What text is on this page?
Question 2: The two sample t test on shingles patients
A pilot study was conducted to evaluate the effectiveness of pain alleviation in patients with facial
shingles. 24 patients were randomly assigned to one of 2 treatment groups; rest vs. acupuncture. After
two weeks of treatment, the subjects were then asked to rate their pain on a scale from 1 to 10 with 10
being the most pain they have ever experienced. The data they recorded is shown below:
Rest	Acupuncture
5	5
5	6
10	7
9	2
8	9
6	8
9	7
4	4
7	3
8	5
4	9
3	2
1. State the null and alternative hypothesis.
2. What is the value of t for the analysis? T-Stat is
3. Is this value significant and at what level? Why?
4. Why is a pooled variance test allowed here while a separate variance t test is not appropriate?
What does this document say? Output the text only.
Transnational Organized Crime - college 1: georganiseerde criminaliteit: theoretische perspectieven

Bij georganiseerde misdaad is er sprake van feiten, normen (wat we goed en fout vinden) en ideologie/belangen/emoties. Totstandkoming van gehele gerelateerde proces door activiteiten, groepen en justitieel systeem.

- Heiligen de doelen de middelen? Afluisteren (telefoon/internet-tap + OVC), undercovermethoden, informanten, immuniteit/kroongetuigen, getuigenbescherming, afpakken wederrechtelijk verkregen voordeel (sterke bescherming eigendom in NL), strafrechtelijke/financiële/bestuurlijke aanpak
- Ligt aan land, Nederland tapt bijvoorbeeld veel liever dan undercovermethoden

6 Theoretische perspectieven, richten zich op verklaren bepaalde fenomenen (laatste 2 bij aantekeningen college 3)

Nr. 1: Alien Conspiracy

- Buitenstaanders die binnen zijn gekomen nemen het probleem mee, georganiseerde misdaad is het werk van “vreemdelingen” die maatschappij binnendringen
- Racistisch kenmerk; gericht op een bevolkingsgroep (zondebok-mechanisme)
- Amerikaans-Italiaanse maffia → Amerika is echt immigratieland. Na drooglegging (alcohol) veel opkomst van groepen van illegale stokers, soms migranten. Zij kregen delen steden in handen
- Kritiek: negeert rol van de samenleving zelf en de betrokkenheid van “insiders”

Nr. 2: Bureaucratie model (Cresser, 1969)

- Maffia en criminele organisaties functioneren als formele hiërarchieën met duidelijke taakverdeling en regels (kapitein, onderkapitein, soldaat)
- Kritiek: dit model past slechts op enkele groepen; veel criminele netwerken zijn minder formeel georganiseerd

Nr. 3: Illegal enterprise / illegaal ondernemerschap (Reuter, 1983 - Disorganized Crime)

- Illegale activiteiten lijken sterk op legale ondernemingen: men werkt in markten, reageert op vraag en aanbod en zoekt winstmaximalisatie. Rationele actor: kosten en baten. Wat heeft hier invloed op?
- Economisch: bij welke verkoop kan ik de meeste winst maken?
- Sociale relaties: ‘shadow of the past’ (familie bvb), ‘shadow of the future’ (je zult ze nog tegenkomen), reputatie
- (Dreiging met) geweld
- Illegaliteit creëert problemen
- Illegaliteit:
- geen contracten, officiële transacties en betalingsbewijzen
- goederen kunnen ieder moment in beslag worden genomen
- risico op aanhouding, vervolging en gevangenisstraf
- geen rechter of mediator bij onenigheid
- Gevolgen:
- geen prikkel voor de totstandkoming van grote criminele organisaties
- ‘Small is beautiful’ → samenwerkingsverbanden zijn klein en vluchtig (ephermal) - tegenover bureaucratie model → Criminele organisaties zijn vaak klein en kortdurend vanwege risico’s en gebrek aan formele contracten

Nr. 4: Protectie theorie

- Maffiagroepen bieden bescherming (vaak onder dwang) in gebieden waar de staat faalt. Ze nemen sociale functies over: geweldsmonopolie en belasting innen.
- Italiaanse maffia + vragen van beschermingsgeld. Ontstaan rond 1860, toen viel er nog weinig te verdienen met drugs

What is required: Across the records above, show each line containing the word "treatment".

Answer space:
shingles. 24 patients were randomly assigned to one of 2 treatment groups; rest vs. acupuncture. After
two weeks of treatment, the subjects were then asked to rate their pain on a scale from 1 to 10 with 10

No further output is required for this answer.